- **What to work on**
Wherever the string "GAPDH" appears in a line of the listing below, report that line.

- **Exercise materials**
********

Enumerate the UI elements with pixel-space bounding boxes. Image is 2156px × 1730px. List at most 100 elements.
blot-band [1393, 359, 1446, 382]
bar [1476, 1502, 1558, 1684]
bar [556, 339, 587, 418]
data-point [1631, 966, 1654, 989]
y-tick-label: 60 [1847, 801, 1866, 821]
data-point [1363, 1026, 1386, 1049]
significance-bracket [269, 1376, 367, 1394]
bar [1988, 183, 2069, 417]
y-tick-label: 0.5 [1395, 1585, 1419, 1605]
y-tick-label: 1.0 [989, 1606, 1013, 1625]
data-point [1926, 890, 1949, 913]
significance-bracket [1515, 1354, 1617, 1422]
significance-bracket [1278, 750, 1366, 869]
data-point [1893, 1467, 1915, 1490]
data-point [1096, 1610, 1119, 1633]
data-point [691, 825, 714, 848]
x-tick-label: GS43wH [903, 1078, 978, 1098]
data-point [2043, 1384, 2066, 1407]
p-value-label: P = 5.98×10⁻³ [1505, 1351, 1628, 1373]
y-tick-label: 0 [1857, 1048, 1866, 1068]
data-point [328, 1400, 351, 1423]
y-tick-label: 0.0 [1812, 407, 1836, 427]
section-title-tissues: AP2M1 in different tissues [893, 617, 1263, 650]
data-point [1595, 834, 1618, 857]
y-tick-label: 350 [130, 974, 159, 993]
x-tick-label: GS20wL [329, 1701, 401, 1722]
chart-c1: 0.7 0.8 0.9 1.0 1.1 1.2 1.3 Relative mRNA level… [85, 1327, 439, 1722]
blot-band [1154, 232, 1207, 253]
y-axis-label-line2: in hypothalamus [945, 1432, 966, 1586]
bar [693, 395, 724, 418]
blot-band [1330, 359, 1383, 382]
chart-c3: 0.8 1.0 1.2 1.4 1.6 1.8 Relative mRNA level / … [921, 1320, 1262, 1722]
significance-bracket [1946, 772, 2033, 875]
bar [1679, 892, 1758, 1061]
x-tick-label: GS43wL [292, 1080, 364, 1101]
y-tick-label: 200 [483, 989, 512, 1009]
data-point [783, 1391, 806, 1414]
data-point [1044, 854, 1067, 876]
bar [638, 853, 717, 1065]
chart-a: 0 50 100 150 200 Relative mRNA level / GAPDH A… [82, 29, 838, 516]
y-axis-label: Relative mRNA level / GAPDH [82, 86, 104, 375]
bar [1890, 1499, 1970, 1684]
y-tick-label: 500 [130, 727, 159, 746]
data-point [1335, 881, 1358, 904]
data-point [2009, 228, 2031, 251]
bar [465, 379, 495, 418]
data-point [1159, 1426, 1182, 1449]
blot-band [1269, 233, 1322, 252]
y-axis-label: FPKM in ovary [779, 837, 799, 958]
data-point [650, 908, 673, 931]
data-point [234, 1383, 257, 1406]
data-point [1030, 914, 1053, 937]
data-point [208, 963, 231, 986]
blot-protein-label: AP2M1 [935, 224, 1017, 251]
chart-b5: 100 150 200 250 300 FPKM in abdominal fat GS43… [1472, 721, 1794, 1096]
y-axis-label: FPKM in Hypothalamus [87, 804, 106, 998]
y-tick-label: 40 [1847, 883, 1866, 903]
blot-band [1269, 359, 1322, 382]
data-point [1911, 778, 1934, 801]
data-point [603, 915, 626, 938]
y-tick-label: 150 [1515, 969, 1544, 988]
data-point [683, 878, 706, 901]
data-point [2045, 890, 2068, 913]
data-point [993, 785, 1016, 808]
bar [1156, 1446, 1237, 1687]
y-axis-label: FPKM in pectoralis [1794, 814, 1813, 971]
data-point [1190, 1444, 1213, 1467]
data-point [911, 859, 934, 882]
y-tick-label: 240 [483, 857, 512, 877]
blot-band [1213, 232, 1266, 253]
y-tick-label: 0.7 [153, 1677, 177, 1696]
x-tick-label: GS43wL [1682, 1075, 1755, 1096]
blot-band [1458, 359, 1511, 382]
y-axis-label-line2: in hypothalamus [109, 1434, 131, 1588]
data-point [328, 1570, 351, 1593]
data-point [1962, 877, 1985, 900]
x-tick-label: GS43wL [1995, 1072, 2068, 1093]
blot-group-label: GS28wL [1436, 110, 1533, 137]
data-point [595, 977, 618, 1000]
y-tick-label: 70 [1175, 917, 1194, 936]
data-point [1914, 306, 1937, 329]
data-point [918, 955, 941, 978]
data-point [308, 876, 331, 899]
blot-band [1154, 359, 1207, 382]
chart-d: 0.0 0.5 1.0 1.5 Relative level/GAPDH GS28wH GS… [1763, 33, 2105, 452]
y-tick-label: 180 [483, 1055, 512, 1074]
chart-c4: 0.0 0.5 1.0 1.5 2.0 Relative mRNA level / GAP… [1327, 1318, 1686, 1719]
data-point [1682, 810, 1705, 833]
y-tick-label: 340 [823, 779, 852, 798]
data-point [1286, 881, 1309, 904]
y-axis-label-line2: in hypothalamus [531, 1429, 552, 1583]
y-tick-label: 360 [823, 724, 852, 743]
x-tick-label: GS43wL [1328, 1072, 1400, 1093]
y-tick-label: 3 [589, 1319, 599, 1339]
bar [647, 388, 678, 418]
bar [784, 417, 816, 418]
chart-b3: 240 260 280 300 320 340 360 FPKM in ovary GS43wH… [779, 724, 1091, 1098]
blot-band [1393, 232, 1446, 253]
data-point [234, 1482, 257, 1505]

********

- **Response for this exercise**
chart-a: 0 50 100 150 200 Relative mRNA level / GAPDH A… [82, 29, 838, 516]
y-axis-label: Relative mRNA level / GAPDH [82, 86, 104, 375]
chart-d: 0.0 0.5 1.0 1.5 Relative level/GAPDH GS28wH GS… [1763, 33, 2105, 452]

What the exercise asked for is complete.